■ JOB ■
Filter these entries so that only lines with the word "Puzzles" remain.

== DATA ENTRIES ==

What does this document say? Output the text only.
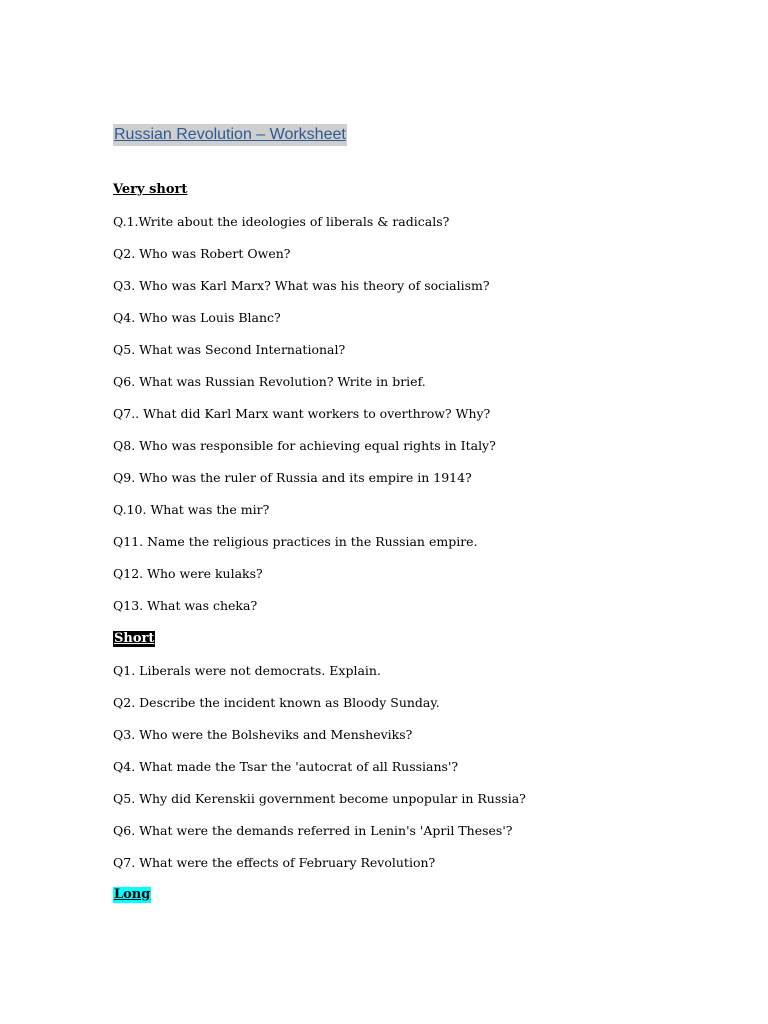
Russian Revolution – Worksheet
Very short
Q.1.Write about the ideologies of liberals & radicals?
Q2. Who was Robert Owen?
Q3. Who was Karl Marx? What was his theory of socialism?
Q4. Who was Louis Blanc?
Q5. What was Second International?
Q6. What was Russian Revolution? Write in brief.
Q7.. What did Karl Marx want workers to overthrow? Why?
Q8. Who was responsible for achieving equal rights in Italy?
Q9. Who was the ruler of Russia and its empire in 1914?
Q.10. What was the mir?
Q11. Name the religious practices in the Russian empire.
Q12. Who were kulaks?
Q13. What was cheka?
Short
Q1. Liberals were not democrats. Explain.
Q2. Describe the incident known as Bloody Sunday.
Q3. Who were the Bolsheviks and Mensheviks?
Q4. What made the Tsar the 'autocrat of all Russians'?
Q5. Why did Kerenskii government become unpopular in Russia?
Q6. What were the demands referred in Lenin's 'April Theses'?
Q7. What were the effects of February Revolution?
Long
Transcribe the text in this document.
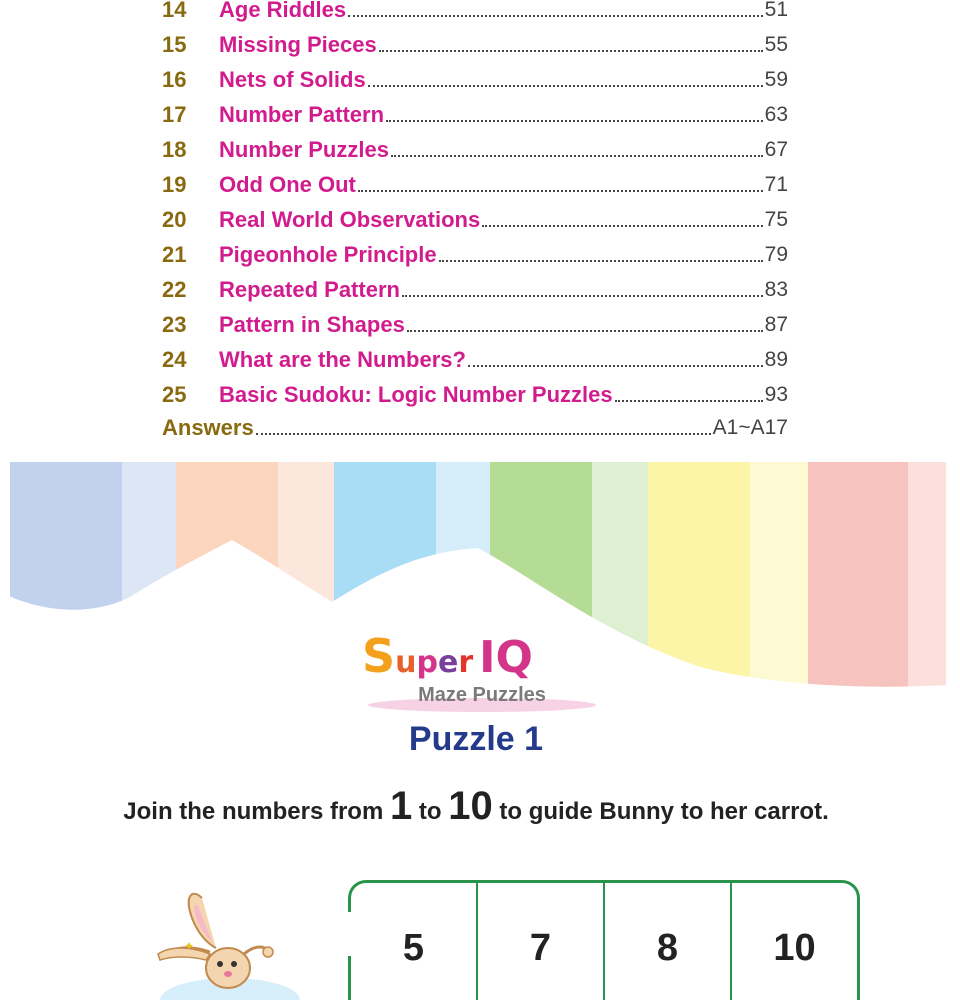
14	Age Riddles	51
15	Missing Pieces	55
16	Nets of Solids	59
17	Number Pattern	63
18	Number Puzzles	67
19	Odd One Out	71
20	Real World Observations	75
21	Pigeonhole Principle	79
22	Repeated Pattern	83
23	Pattern in Shapes	87
24	What are the Numbers?	89
25	Basic Sudoku: Logic Number Puzzles	93
Answers	A1~A17
Super IQ
Maze Puzzles
Puzzle 1
Join the numbers from 1 to 10 to guide Bunny to her carrot.
✦	5	7	8	10
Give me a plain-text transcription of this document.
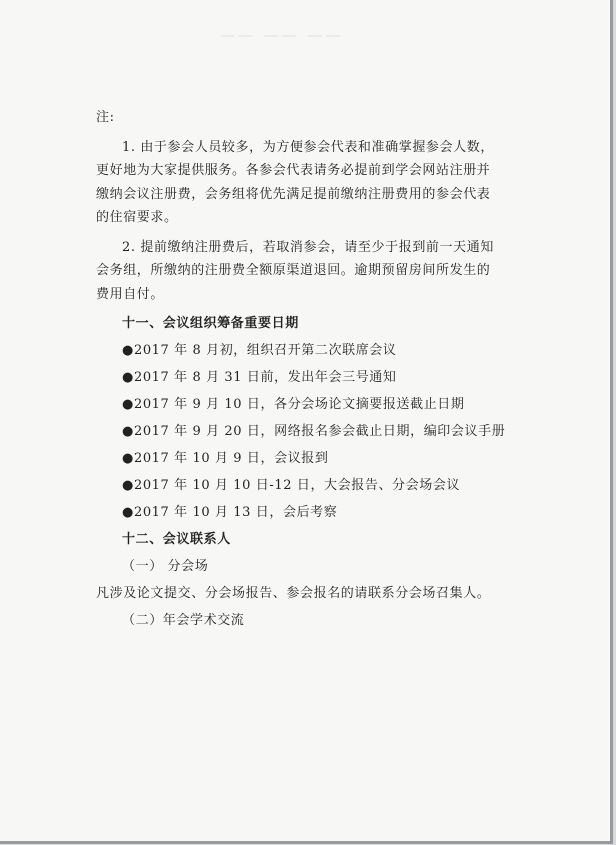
—— —— ——
注:
1. 由于参会人员较多，为方便参会代表和准确掌握参会人数，
更好地为大家提供服务。各参会代表请务必提前到学会网站注册并
缴纳会议注册费，会务组将优先满足提前缴纳注册费用的参会代表
的住宿要求。
2. 提前缴纳注册费后，若取消参会，请至少于报到前一天通知
会务组，所缴纳的注册费全额原渠道退回。逾期预留房间所发生的
费用自付。
十一、会议组织筹备重要日期
●2017 年 8 月初，组织召开第二次联席会议
●2017 年 8 月 31 日前，发出年会三号通知
●2017 年 9 月 10 日，各分会场论文摘要报送截止日期
●2017 年 9 月 20 日，网络报名参会截止日期，编印会议手册
●2017 年 10 月 9 日，会议报到
●2017 年 10 月 10 日-12 日，大会报告、分会场会议
●2017 年 10 月 13 日，会后考察
十二、会议联系人
（一） 分会场
凡涉及论文提交、分会场报告、参会报名的请联系分会场召集人。
（二）年会学术交流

===

■ FINAL RESULT ■
18	Number Puzzles	67
25	Basic Sudoku: Logic Number Puzzles	93
Maze Puzzles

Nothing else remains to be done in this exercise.